(Collected data)
* START *
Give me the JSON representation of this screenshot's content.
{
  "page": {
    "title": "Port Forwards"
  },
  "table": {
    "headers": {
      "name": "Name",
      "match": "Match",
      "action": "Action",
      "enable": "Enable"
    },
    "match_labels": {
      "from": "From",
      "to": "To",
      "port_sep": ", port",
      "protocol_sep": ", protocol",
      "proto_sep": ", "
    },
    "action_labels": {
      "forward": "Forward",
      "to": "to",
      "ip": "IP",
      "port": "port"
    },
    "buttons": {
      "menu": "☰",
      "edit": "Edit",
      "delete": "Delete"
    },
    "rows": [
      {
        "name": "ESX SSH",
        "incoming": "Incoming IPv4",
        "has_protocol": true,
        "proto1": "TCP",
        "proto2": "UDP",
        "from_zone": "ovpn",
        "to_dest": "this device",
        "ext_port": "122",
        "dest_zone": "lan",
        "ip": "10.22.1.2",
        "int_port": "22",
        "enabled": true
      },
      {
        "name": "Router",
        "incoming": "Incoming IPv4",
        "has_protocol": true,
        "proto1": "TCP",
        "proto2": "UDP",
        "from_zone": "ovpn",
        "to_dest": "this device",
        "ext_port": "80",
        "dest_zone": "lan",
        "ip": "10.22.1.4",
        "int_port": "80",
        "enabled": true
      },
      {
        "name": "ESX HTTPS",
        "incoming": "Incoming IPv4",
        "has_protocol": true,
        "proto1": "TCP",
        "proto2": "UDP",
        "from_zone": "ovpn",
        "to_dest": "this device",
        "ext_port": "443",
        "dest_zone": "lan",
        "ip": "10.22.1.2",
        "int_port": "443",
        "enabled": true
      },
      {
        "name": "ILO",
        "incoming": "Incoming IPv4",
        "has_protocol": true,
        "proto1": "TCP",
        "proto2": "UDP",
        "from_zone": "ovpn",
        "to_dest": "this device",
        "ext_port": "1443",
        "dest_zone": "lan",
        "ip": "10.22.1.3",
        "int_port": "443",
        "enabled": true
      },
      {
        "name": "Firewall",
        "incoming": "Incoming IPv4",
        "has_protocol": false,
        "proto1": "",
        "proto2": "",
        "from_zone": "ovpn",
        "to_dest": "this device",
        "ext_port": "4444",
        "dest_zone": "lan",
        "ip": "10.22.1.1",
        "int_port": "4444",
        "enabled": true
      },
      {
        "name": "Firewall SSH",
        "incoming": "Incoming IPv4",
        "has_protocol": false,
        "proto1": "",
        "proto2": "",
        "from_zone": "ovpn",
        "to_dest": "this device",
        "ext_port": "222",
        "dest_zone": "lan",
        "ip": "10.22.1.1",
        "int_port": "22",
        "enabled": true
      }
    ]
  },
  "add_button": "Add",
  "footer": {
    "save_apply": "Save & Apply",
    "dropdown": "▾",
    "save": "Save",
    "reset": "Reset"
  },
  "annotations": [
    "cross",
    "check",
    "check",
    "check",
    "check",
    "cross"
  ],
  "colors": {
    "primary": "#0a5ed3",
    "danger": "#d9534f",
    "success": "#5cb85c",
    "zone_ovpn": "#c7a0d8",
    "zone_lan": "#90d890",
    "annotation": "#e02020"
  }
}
* END *
▶ [Aim] The full set of records should be duplicated exactly.

▶ [Written response]
Give me the JSON representation of this screenshot's content.
{
  "page": {
    "title": "Port Forwards"
  },
  "table": {
    "headers": {
      "name": "Name",
      "match": "Match",
      "action": "Action",
      "enable": "Enable"
    },
    "match_labels": {
      "from": "From",
      "to": "To",
      "port_sep": ", port",
      "protocol_sep": ", protocol",
      "proto_sep": ", "
    },
    "action_labels": {
      "forward": "Forward",
      "to": "to",
      "ip": "IP",
      "port": "port"
    },
    "buttons": {
      "menu": "☰",
      "edit": "Edit",
      "delete": "Delete"
    },
    "rows": [
      {
        "name": "ESX SSH",
        "incoming": "Incoming IPv4",
        "has_protocol": true,
        "proto1": "TCP",
        "proto2": "UDP",
        "from_zone": "ovpn",
        "to_dest": "this device",
        "ext_port": "122",
        "dest_zone": "lan",
        "ip": "10.22.1.2",
        "int_port": "22",
        "enabled": true
      },
      {
        "name": "Router",
        "incoming": "Incoming IPv4",
        "has_protocol": true,
        "proto1": "TCP",
        "proto2": "UDP",
        "from_zone": "ovpn",
        "to_dest": "this device",
        "ext_port": "80",
        "dest_zone": "lan",
        "ip": "10.22.1.4",
        "int_port": "80",
        "enabled": true
      },
      {
        "name": "ESX HTTPS",
        "incoming": "Incoming IPv4",
        "has_protocol": true,
        "proto1": "TCP",
        "proto2": "UDP",
        "from_zone": "ovpn",
        "to_dest": "this device",
        "ext_port": "443",
        "dest_zone": "lan",
        "ip": "10.22.1.2",
        "int_port": "443",
        "enabled": true
      },
      {
        "name": "ILO",
        "incoming": "Incoming IPv4",
        "has_protocol": true,
        "proto1": "TCP",
        "proto2": "UDP",
        "from_zone": "ovpn",
        "to_dest": "this device",
        "ext_port": "1443",
        "dest_zone": "lan",
        "ip": "10.22.1.3",
        "int_port": "443",
        "enabled": true
      },
      {
        "name": "Firewall",
        "incoming": "Incoming IPv4",
        "has_protocol": false,
        "proto1": "",
        "proto2": "",
        "from_zone": "ovpn",
        "to_dest": "this device",
        "ext_port": "4444",
        "dest_zone": "lan",
        "ip": "10.22.1.1",
        "int_port": "4444",
        "enabled": true
      },
      {
        "name": "Firewall SSH",
        "incoming": "Incoming IPv4",
        "has_protocol": false,
        "proto1": "",
        "proto2": "",
        "from_zone": "ovpn",
        "to_dest": "this device",
        "ext_port": "222",
        "dest_zone": "lan",
        "ip": "10.22.1.1",
        "int_port": "22",
        "enabled": true
      }
    ]
  },
  "add_button": "Add",
  "footer": {
    "save_apply": "Save & Apply",
    "dropdown": "▾",
    "save": "Save",
    "reset": "Reset"
  },
  "annotations": [
    "cross",
    "check",
    "check",
    "check",
    "check",
    "cross"
  ],
  "colors": {
    "primary": "#0a5ed3",
    "danger": "#d9534f",
    "success": "#5cb85c",
    "zone_ovpn": "#c7a0d8",
    "zone_lan": "#90d890",
    "annotation": "#e02020"
  }
}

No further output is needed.